Page images and their text

*** Begin section ***

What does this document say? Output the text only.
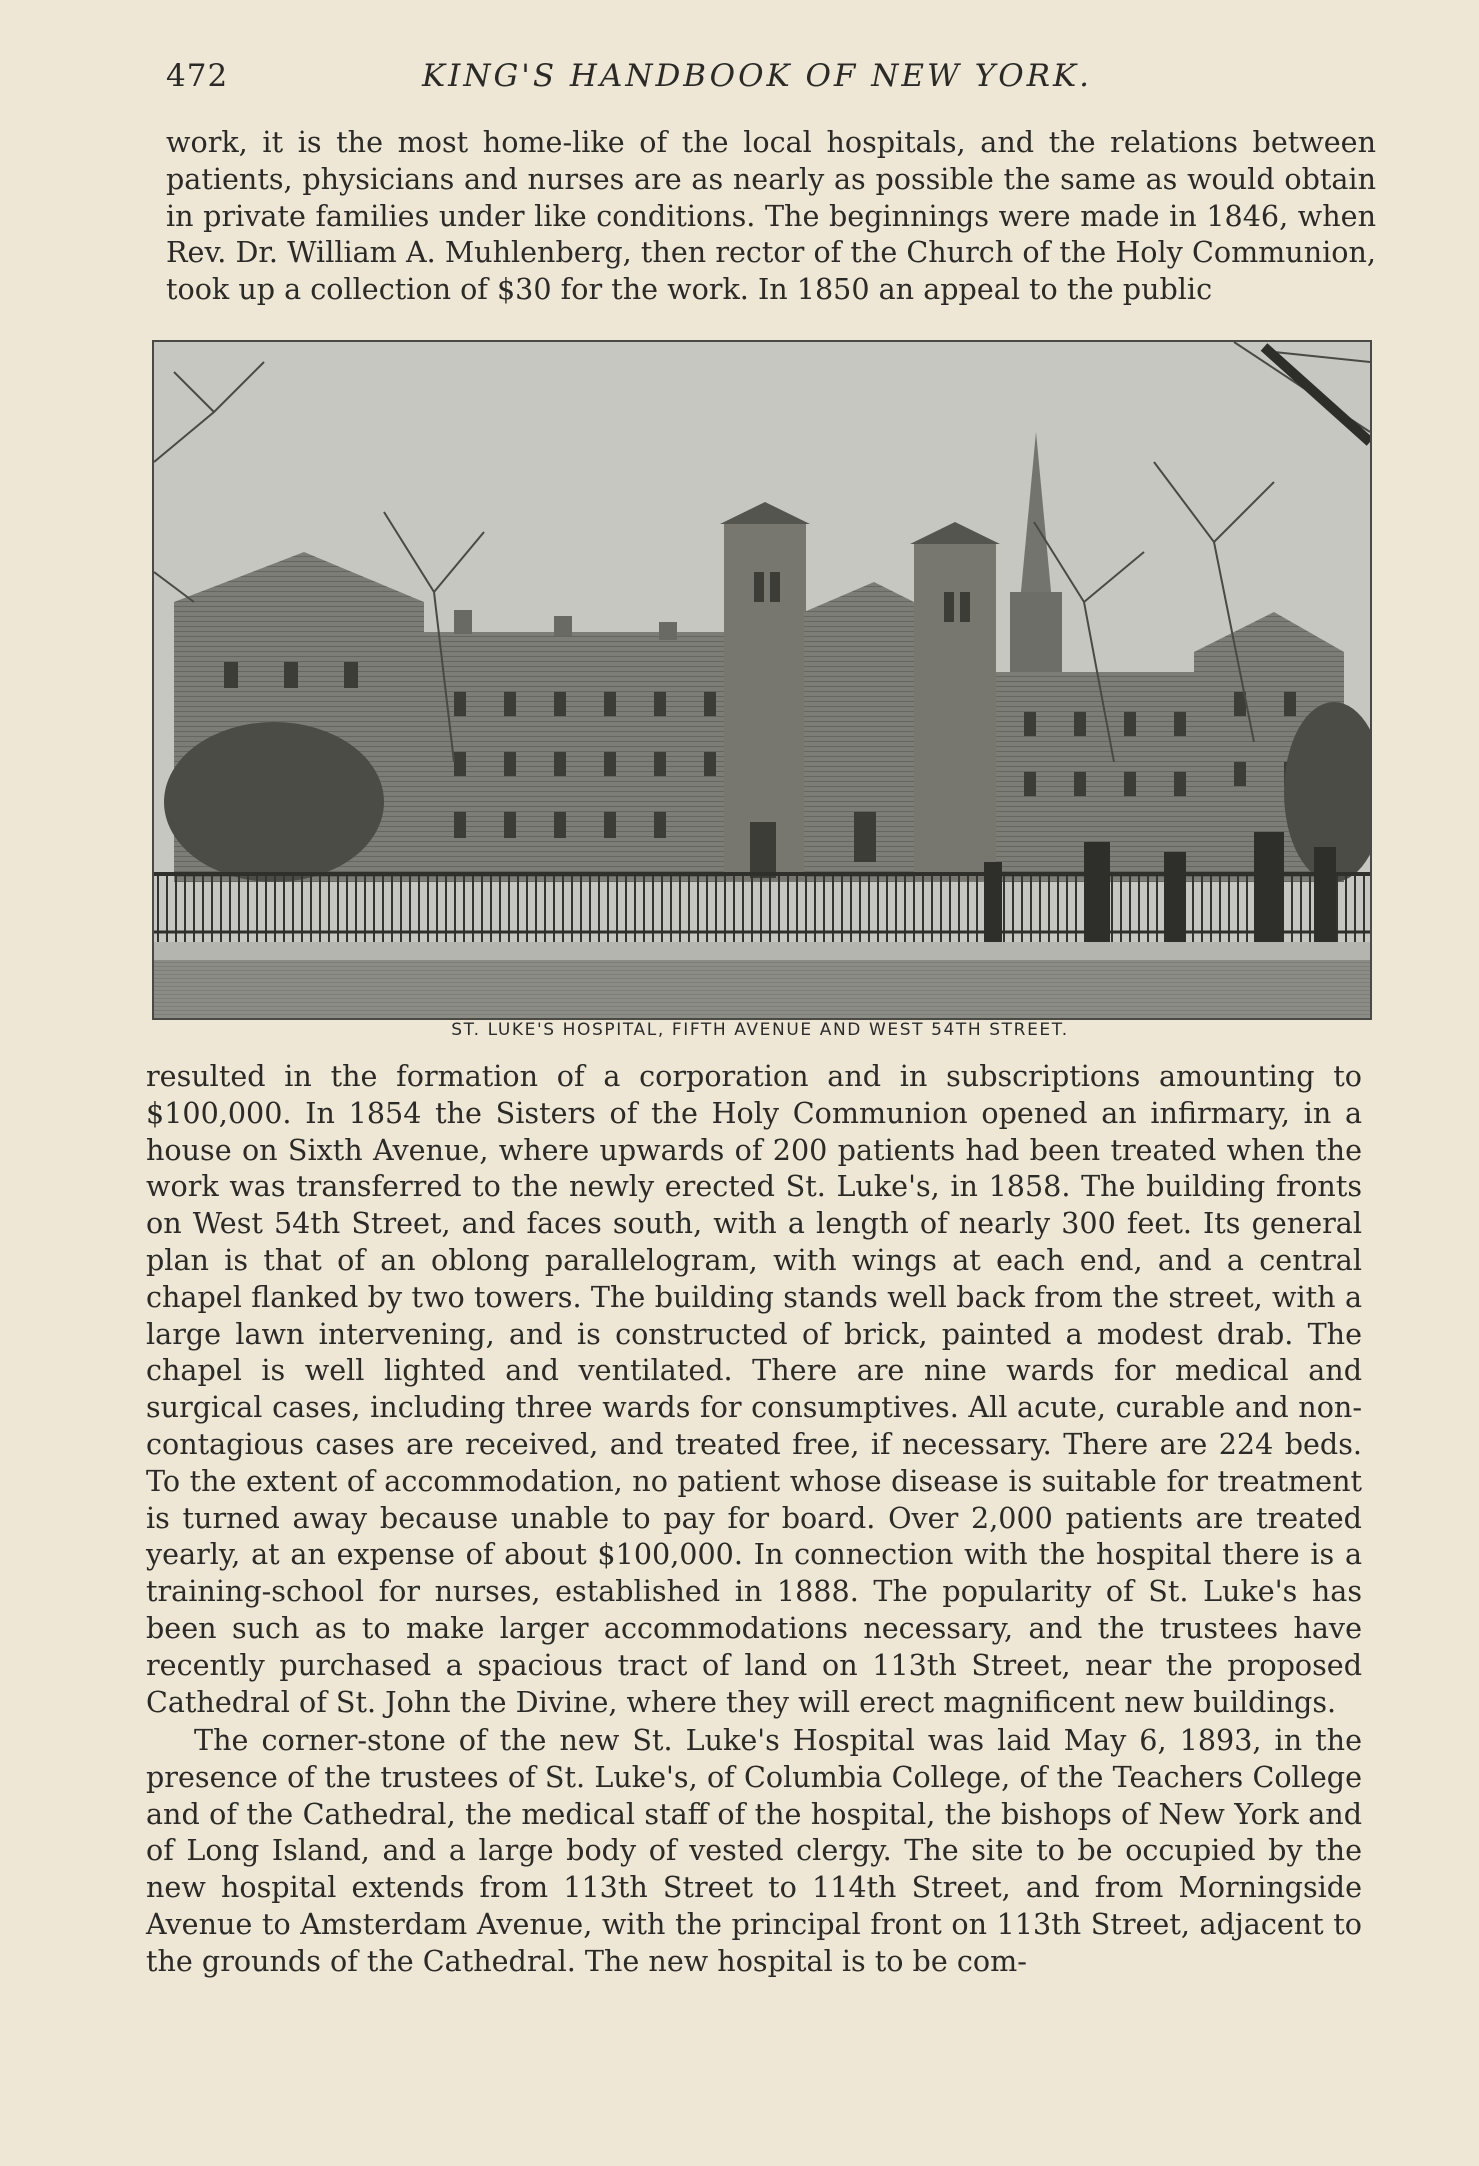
472	KING'S HANDBOOK OF NEW YORK.

work, it is the most home-like of the local hospitals, and the relations between patients, physicians and nurses are as nearly as possible the same as would obtain in private families under like conditions. The beginnings were made in 1846, when Rev. Dr. William A. Muhlenberg, then rector of the Church of the Holy Communion, took up a collection of $30 for the work. In 1850 an appeal to the public

ST. LUKE'S HOSPITAL, FIFTH AVENUE AND WEST 54TH STREET.

resulted in the formation of a corporation and in subscriptions amounting to $100,000. In 1854 the Sisters of the Holy Communion opened an infirmary, in a house on Sixth Avenue, where upwards of 200 patients had been treated when the work was transferred to the newly erected St. Luke's, in 1858. The building fronts on West 54th Street, and faces south, with a length of nearly 300 feet. Its general plan is that of an oblong parallelogram, with wings at each end, and a central chapel flanked by two towers. The building stands well back from the street, with a large lawn intervening, and is constructed of brick, painted a modest drab. The chapel is well lighted and ventilated. There are nine wards for medical and surgical cases, including three wards for consumptives. All acute, curable and non-contagious cases are received, and treated free, if necessary. There are 224 beds. To the extent of accommodation, no patient whose disease is suitable for treatment is turned away because unable to pay for board. Over 2,000 patients are treated yearly, at an expense of about $100,000. In connection with the hospital there is a training-school for nurses, established in 1888. The popularity of St. Luke's has been such as to make larger accommodations necessary, and the trustees have recently purchased a spacious tract of land on 113th Street, near the proposed Cathedral of St. John the Divine, where they will erect magnificent new buildings.

The corner-stone of the new St. Luke's Hospital was laid May 6, 1893, in the presence of the trustees of St. Luke's, of Columbia College, of the Teachers College and of the Cathedral, the medical staff of the hospital, the bishops of New York and of Long Island, and a large body of vested clergy. The site to be occupied by the new hospital extends from 113th Street to 114th Street, and from Morningside Avenue to Amsterdam Avenue, with the principal front on 113th Street, adjacent to the grounds of the Cathedral. The new hospital is to be com-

*** End section ***

▶ **Exercise goal**
The records, exactly as written but without images, should be returned.

▶ **Result of the exercise**
What does this document say? Output the text only.
472	KING'S HANDBOOK OF NEW YORK.

work, it is the most home-like of the local hospitals, and the relations between patients, physicians and nurses are as nearly as possible the same as would obtain in private families under like conditions. The beginnings were made in 1846, when Rev. Dr. William A. Muhlenberg, then rector of the Church of the Holy Communion, took up a collection of $30 for the work. In 1850 an appeal to the public

ST. LUKE'S HOSPITAL, FIFTH AVENUE AND WEST 54TH STREET.

resulted in the formation of a corporation and in subscriptions amounting to $100,000. In 1854 the Sisters of the Holy Communion opened an infirmary, in a house on Sixth Avenue, where upwards of 200 patients had been treated when the work was transferred to the newly erected St. Luke's, in 1858. The building fronts on West 54th Street, and faces south, with a length of nearly 300 feet. Its general plan is that of an oblong parallelogram, with wings at each end, and a central chapel flanked by two towers. The building stands well back from the street, with a large lawn intervening, and is constructed of brick, painted a modest drab. The chapel is well lighted and ventilated. There are nine wards for medical and surgical cases, including three wards for consumptives. All acute, curable and non-contagious cases are received, and treated free, if necessary. There are 224 beds. To the extent of accommodation, no patient whose disease is suitable for treatment is turned away because unable to pay for board. Over 2,000 patients are treated yearly, at an expense of about $100,000. In connection with the hospital there is a training-school for nurses, established in 1888. The popularity of St. Luke's has been such as to make larger accommodations necessary, and the trustees have recently purchased a spacious tract of land on 113th Street, near the proposed Cathedral of St. John the Divine, where they will erect magnificent new buildings.

The corner-stone of the new St. Luke's Hospital was laid May 6, 1893, in the presence of the trustees of St. Luke's, of Columbia College, of the Teachers College and of the Cathedral, the medical staff of the hospital, the bishops of New York and of Long Island, and a large body of vested clergy. The site to be occupied by the new hospital extends from 113th Street to 114th Street, and from Morningside Avenue to Amsterdam Avenue, with the principal front on 113th Street, adjacent to the grounds of the Cathedral. The new hospital is to be com-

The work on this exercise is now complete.